### EXERCISE OBJECTIVE
Can you find the lines of the listing that include "Teilzeitarbeit" and copy every one?

### EXERCISE MATERIALS
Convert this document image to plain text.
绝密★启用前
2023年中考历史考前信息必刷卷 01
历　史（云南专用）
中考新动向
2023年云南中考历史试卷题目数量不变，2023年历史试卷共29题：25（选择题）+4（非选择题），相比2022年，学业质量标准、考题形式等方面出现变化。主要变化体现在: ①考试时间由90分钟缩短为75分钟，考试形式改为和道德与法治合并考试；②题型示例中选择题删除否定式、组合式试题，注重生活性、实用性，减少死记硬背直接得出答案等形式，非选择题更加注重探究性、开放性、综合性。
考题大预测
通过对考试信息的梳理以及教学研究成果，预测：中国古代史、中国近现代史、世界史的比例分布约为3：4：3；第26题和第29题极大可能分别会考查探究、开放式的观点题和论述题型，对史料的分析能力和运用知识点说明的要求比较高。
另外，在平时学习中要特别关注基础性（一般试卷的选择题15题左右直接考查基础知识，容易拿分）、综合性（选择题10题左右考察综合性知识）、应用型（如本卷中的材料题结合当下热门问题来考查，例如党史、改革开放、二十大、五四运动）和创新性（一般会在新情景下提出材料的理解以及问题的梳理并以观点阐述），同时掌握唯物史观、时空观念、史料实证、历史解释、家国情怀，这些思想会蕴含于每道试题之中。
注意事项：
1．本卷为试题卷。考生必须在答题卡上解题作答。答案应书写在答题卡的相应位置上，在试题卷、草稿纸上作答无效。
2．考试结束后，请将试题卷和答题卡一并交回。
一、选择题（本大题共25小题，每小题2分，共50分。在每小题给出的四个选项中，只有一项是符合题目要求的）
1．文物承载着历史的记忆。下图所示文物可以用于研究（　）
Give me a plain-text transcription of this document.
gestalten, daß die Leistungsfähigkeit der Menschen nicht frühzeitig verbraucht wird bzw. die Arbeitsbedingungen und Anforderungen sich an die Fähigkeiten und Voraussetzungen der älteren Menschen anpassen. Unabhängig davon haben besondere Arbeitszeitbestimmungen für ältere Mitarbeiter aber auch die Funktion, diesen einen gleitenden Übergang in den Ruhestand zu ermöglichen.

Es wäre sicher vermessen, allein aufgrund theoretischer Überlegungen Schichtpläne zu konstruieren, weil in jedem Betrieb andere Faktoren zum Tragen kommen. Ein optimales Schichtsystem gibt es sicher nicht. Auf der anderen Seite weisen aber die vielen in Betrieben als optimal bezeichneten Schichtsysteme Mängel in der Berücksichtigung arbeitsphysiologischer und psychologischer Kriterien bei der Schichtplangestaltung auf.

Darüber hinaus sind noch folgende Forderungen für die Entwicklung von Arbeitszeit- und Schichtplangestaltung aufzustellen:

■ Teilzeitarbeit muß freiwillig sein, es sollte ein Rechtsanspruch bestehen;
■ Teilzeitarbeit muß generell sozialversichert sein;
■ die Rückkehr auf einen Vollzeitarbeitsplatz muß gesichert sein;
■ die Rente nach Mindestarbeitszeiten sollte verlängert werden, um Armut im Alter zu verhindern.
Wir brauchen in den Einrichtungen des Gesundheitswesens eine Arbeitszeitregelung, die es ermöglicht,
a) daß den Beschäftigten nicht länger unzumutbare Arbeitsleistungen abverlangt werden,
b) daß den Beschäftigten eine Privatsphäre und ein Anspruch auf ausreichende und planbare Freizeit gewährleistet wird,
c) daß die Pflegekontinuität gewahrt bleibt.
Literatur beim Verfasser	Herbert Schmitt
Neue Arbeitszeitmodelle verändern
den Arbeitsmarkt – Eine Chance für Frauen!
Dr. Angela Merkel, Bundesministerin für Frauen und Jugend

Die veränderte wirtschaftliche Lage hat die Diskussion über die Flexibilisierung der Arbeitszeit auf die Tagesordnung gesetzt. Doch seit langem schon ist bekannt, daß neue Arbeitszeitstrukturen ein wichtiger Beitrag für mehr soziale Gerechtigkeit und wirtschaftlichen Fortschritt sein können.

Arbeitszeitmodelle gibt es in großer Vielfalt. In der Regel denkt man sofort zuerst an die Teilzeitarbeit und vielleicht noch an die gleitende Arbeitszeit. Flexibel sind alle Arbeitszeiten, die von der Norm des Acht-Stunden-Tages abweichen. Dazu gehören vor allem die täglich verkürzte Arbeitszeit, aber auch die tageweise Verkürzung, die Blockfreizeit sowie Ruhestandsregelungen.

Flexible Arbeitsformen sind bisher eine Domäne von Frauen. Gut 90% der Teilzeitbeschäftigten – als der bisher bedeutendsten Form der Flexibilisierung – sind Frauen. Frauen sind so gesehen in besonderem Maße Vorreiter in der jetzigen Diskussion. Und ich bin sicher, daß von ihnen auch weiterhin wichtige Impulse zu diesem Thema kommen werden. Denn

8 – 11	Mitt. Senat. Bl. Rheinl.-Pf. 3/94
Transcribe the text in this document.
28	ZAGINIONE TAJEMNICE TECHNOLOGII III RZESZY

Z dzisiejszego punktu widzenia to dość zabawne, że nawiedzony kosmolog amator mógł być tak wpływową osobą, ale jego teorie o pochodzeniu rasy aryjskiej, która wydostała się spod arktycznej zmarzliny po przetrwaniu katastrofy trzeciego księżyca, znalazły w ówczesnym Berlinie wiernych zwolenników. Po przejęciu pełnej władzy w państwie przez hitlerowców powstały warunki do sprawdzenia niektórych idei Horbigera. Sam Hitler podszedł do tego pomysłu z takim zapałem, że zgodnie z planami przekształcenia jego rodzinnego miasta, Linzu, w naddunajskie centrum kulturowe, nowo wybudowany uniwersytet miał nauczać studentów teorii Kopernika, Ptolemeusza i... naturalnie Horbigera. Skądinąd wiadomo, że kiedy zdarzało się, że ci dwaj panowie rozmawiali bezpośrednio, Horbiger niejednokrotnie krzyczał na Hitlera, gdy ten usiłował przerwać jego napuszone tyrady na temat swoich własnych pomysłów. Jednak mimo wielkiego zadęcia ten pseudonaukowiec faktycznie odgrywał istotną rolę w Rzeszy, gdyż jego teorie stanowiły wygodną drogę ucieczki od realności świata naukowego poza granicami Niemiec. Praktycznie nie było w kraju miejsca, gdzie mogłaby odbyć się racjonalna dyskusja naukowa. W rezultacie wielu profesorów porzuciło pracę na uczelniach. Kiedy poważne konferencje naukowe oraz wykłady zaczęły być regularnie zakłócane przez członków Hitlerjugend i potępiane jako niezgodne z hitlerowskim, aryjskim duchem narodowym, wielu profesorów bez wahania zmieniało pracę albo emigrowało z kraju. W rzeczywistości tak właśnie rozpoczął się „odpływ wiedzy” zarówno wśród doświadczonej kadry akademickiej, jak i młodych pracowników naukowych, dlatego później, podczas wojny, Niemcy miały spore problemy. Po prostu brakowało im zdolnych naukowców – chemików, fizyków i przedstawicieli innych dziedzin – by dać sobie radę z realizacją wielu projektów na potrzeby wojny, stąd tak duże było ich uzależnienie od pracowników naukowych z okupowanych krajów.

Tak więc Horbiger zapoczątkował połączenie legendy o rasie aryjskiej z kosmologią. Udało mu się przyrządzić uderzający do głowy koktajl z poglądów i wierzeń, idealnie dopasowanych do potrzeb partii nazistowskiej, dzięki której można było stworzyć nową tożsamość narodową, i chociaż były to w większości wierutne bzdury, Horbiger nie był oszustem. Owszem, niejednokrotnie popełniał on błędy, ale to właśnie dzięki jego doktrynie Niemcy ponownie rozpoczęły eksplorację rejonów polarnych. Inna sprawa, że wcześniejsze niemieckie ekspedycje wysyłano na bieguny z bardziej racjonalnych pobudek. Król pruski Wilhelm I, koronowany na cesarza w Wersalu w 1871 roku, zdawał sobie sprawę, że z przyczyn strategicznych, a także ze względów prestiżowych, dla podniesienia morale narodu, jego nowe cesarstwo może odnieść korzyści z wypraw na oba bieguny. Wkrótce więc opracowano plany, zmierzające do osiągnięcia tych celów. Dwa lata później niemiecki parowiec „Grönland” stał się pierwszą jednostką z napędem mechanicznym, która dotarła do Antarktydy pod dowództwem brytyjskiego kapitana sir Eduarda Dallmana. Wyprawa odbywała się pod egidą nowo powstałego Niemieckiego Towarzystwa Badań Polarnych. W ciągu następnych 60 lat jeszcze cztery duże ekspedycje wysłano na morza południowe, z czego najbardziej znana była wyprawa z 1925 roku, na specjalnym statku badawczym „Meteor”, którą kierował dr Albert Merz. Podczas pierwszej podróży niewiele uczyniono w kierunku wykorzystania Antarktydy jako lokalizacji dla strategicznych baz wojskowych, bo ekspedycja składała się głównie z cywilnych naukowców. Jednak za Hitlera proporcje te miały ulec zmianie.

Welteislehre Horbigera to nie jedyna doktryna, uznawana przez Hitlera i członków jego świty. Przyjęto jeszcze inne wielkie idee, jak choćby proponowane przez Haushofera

### SOLUTION TO THIS TASK
■ Teilzeitarbeit muß freiwillig sein, es sollte ein Rechtsanspruch bestehen;
■ Teilzeitarbeit muß generell sozialversichert sein;
Arbeitszeitmodelle gibt es in großer Vielfalt. In der Regel denkt man sofort zuerst an die Teilzeitarbeit und vielleicht noch an die gleitende Arbeitszeit. Flexibel sind alle Arbeitszeiten, die von der Norm des Acht-Stunden-Tages abweichen. Dazu gehören vor allem die täglich verkürzte Arbeitszeit, aber auch die tageweise Verkürzung, die Blockfreizeit sowie Ruhestandsregelungen.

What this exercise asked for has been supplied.